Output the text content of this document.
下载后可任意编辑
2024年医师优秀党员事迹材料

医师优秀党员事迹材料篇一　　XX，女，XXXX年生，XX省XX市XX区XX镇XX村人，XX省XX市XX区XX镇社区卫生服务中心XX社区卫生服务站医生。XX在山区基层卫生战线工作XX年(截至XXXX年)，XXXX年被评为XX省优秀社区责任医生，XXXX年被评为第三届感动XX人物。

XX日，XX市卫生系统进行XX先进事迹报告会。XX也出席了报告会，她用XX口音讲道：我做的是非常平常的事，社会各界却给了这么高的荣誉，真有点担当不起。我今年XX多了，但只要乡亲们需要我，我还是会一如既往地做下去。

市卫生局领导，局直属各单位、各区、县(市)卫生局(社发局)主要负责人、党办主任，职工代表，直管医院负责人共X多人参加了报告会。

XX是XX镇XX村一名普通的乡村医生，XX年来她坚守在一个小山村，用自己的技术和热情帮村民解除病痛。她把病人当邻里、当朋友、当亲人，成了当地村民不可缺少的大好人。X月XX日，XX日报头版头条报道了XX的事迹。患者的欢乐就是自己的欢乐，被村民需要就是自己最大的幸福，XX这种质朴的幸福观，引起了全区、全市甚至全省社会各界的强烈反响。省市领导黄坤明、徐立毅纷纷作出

CHALLENGE —
Reproduce all the records precisely.

REPLY TO THE TASK —
Output the text content of this document.
下载后可任意编辑
2024年医师优秀党员事迹材料

医师优秀党员事迹材料篇一　　XX，女，XXXX年生，XX省XX市XX区XX镇XX村人，XX省XX市XX区XX镇社区卫生服务中心XX社区卫生服务站医生。XX在山区基层卫生战线工作XX年(截至XXXX年)，XXXX年被评为XX省优秀社区责任医生，XXXX年被评为第三届感动XX人物。

XX日，XX市卫生系统进行XX先进事迹报告会。XX也出席了报告会，她用XX口音讲道：我做的是非常平常的事，社会各界却给了这么高的荣誉，真有点担当不起。我今年XX多了，但只要乡亲们需要我，我还是会一如既往地做下去。

市卫生局领导，局直属各单位、各区、县(市)卫生局(社发局)主要负责人、党办主任，职工代表，直管医院负责人共X多人参加了报告会。

XX是XX镇XX村一名普通的乡村医生，XX年来她坚守在一个小山村，用自己的技术和热情帮村民解除病痛。她把病人当邻里、当朋友、当亲人，成了当地村民不可缺少的大好人。X月XX日，XX日报头版头条报道了XX的事迹。患者的欢乐就是自己的欢乐，被村民需要就是自己最大的幸福，XX这种质朴的幸福观，引起了全区、全市甚至全省社会各界的强烈反响。省市领导黄坤明、徐立毅纷纷作出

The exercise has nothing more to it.